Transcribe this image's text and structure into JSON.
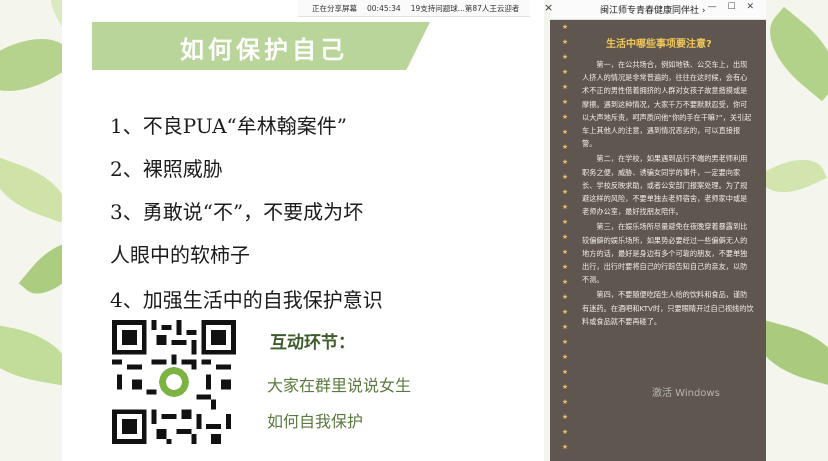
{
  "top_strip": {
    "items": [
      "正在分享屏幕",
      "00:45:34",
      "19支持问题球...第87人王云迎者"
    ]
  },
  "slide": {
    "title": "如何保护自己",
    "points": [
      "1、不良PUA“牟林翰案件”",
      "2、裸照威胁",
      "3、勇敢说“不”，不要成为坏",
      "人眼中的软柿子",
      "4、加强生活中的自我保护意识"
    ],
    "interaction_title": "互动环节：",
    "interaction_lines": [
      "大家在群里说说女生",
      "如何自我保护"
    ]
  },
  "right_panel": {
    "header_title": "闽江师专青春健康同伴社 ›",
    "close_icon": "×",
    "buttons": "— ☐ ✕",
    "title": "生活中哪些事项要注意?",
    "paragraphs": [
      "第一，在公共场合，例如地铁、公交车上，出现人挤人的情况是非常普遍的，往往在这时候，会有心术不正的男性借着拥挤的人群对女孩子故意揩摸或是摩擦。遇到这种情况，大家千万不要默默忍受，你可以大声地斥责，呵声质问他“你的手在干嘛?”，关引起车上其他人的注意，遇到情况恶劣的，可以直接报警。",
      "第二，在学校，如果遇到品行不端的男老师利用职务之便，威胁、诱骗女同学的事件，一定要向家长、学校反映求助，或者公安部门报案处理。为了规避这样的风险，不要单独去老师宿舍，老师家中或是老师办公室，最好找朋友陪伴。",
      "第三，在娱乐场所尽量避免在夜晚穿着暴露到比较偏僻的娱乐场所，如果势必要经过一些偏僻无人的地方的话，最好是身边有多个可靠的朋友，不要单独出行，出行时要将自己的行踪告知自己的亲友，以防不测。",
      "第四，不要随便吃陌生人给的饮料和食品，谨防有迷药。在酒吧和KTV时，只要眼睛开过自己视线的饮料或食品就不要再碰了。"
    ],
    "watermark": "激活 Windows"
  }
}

-=-=-

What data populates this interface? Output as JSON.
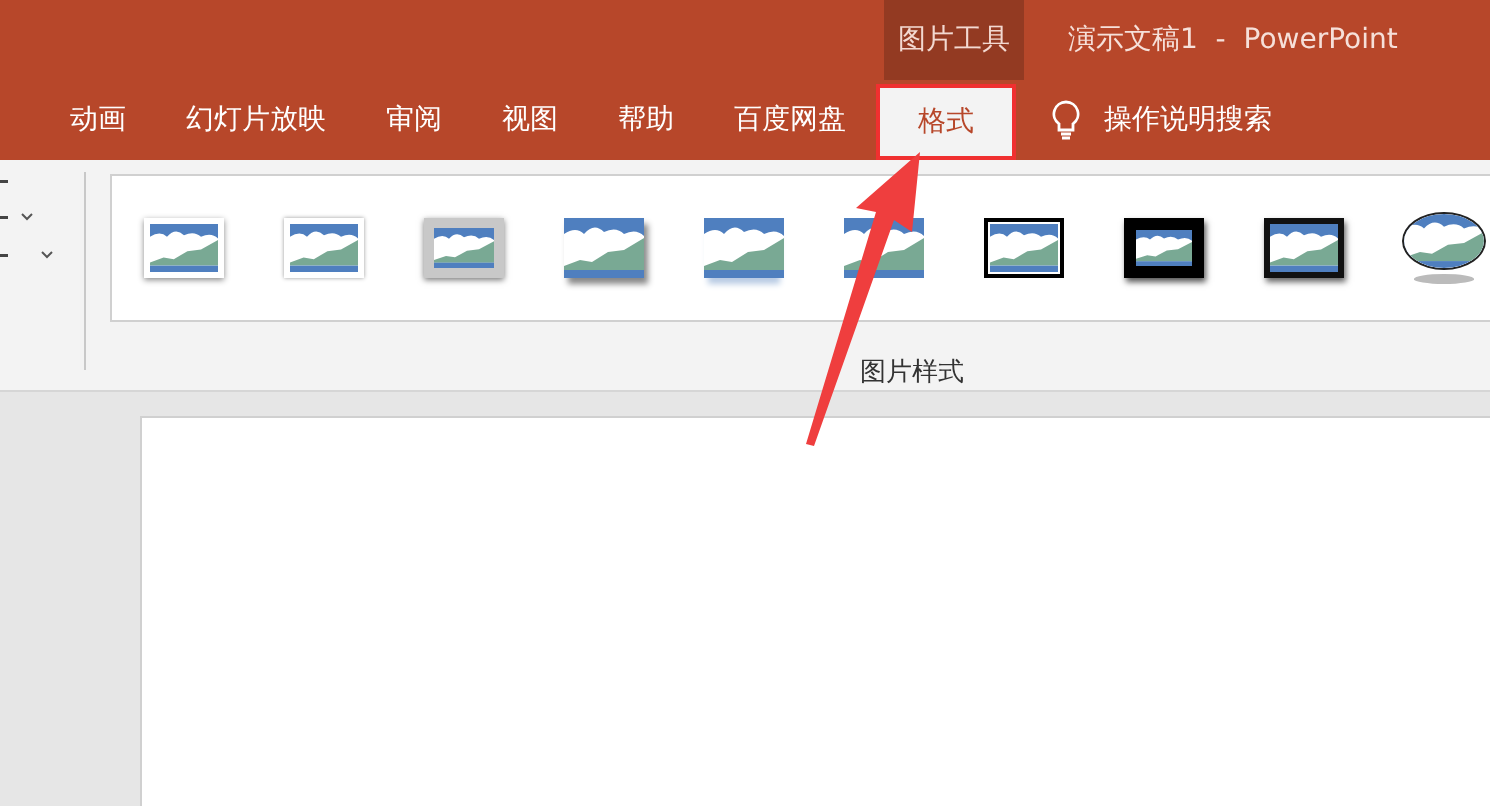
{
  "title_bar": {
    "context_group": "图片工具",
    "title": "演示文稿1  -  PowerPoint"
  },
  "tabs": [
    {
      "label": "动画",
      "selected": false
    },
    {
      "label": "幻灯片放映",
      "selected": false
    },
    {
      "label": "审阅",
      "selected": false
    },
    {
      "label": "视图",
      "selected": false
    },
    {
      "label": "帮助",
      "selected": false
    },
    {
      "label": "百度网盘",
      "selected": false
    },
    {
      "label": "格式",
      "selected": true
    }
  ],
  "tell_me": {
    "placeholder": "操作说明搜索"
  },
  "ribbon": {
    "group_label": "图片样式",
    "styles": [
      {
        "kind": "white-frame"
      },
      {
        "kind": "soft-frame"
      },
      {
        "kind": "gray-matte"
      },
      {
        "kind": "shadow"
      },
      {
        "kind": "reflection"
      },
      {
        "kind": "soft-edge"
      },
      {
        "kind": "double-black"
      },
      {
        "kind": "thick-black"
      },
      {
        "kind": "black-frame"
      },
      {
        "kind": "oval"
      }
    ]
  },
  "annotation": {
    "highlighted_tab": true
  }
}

-=-=-

» Task prompt
Return only the number of lines in the data above that include the word "frame".

» Answer to this problem
3